> EXERCISE DIRECTIONS: Pictures do not belong in the copy; restate the records below word for word.

___

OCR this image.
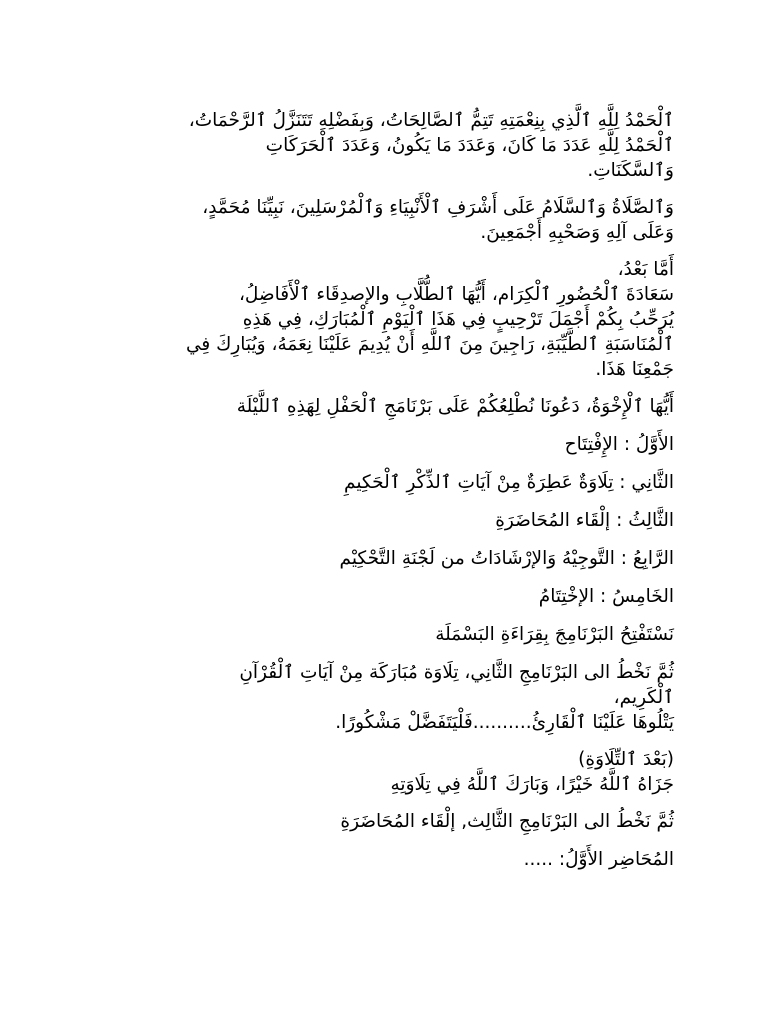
ٱلْحَمْدُ لِلَّهِ ٱلَّذِي بِنِعْمَتِهِ تَتِمُّ ٱلصَّالِحَاتُ، وَبِفَضْلِهِ تَتَنَزَّلُ ٱلرَّحْمَاتُ،
ٱلْحَمْدُ لِلَّهِ عَدَدَ مَا كَانَ، وَعَدَدَ مَا يَكُونُ، وَعَدَدَ ٱلْحَرَكَاتِ
وَٱلسَّكَنَاتِ.

وَٱلصَّلَاةُ وَٱلسَّلَامُ عَلَى أَشْرَفِ ٱلْأَنْبِيَاءِ وَٱلْمُرْسَلِينَ، نَبِيِّنَا مُحَمَّدٍ،
وَعَلَى آلِهِ وَصَحْبِهِ أَجْمَعِينَ.

أَمَّا بَعْدُ،
سَعَادَةَ ٱلْحُضُورِ ٱلْكِرَام، أَيُّهَا ٱلطُّلَّابِ والإصدِقَاء ٱلْأَفَاضِلُ،
يُرَحِّبُ بِكُمْ أَجْمَلَ تَرْحِيبٍ فِي هَذَا ٱلْيَوْمِ ٱلْمُبَارَكِ، فِي هَذِهِ
ٱلْمُنَاسَبَةِ ٱلطَّيِّبَةِ، رَاجِينَ مِنَ ٱللَّهِ أَنْ يُدِيمَ عَلَيْنَا نِعَمَهُ، وَيُبَارِكَ فِي
جَمْعِنَا هَذَا.

أَيُّهَا ٱلْإِخْوَةُ، دَعُونَا نُطْلِعُكُمْ عَلَى بَرْنَامَجِ ٱلْحَفْلِ لِهَذِهِ ٱللَّيْلَة

الأَوَّلُ : الإِفْتِتَاح

الثَّانِي : تِلَاوَةٌ عَطِرَةٌ مِنْ آيَاتِ ٱلذِّكْرِ ٱلْحَكِيمِ

الثَّالِثُ : إلْقَاء المُحَاضَرَةِ

الرَّابِعُ : التَّوجِيْهُ وَالإرْشَادَاتُ من لَجْنَةِ التَّحْكِيْم

الخَامِسُ : الإخْتِتَامُ

نَسْتَفْتِحُ البَرْنَامِجَ بِقِرَاءَةِ البَسْمَلَة

ثُمَّ نَخْطُ الى البَرْنَامِجِ الثَّانِي، تِلَاوَة مُبَارَكَة مِنْ آيَاتِ ٱلْقُرْآنِ
ٱلْكَرِيم،
يَتْلُوهَا عَلَيْنَا ٱلْقَارِئُ..........فَلْيَتَفَضَّلْ مَشْكُورًا.

(بَعْدَ ٱلتِّلَاوَةِ)
جَزَاهُ ٱللَّهُ خَيْرًا، وَبَارَكَ ٱللَّهُ فِي تِلَاوَتِهِ

ثُمَّ نَخْطُ الى البَرْنَامِجِ الثَّالِث, إلْقَاء المُحَاضَرَةِ

المُحَاضِر الأَوَّلُ: .....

___

> FINAL RESULT:
OCR this image.
ٱلْحَمْدُ لِلَّهِ ٱلَّذِي بِنِعْمَتِهِ تَتِمُّ ٱلصَّالِحَاتُ، وَبِفَضْلِهِ تَتَنَزَّلُ ٱلرَّحْمَاتُ،
ٱلْحَمْدُ لِلَّهِ عَدَدَ مَا كَانَ، وَعَدَدَ مَا يَكُونُ، وَعَدَدَ ٱلْحَرَكَاتِ
وَٱلسَّكَنَاتِ.

وَٱلصَّلَاةُ وَٱلسَّلَامُ عَلَى أَشْرَفِ ٱلْأَنْبِيَاءِ وَٱلْمُرْسَلِينَ، نَبِيِّنَا مُحَمَّدٍ،
وَعَلَى آلِهِ وَصَحْبِهِ أَجْمَعِينَ.

أَمَّا بَعْدُ،
سَعَادَةَ ٱلْحُضُورِ ٱلْكِرَام، أَيُّهَا ٱلطُّلَّابِ والإصدِقَاء ٱلْأَفَاضِلُ،
يُرَحِّبُ بِكُمْ أَجْمَلَ تَرْحِيبٍ فِي هَذَا ٱلْيَوْمِ ٱلْمُبَارَكِ، فِي هَذِهِ
ٱلْمُنَاسَبَةِ ٱلطَّيِّبَةِ، رَاجِينَ مِنَ ٱللَّهِ أَنْ يُدِيمَ عَلَيْنَا نِعَمَهُ، وَيُبَارِكَ فِي
جَمْعِنَا هَذَا.

أَيُّهَا ٱلْإِخْوَةُ، دَعُونَا نُطْلِعُكُمْ عَلَى بَرْنَامَجِ ٱلْحَفْلِ لِهَذِهِ ٱللَّيْلَة

الأَوَّلُ : الإِفْتِتَاح

الثَّانِي : تِلَاوَةٌ عَطِرَةٌ مِنْ آيَاتِ ٱلذِّكْرِ ٱلْحَكِيمِ

الثَّالِثُ : إلْقَاء المُحَاضَرَةِ

الرَّابِعُ : التَّوجِيْهُ وَالإرْشَادَاتُ من لَجْنَةِ التَّحْكِيْم

الخَامِسُ : الإخْتِتَامُ

نَسْتَفْتِحُ البَرْنَامِجَ بِقِرَاءَةِ البَسْمَلَة

ثُمَّ نَخْطُ الى البَرْنَامِجِ الثَّانِي، تِلَاوَة مُبَارَكَة مِنْ آيَاتِ ٱلْقُرْآنِ
ٱلْكَرِيم،
يَتْلُوهَا عَلَيْنَا ٱلْقَارِئُ..........فَلْيَتَفَضَّلْ مَشْكُورًا.

(بَعْدَ ٱلتِّلَاوَةِ)
جَزَاهُ ٱللَّهُ خَيْرًا، وَبَارَكَ ٱللَّهُ فِي تِلَاوَتِهِ

ثُمَّ نَخْطُ الى البَرْنَامِجِ الثَّالِث, إلْقَاء المُحَاضَرَةِ

المُحَاضِر الأَوَّلُ: .....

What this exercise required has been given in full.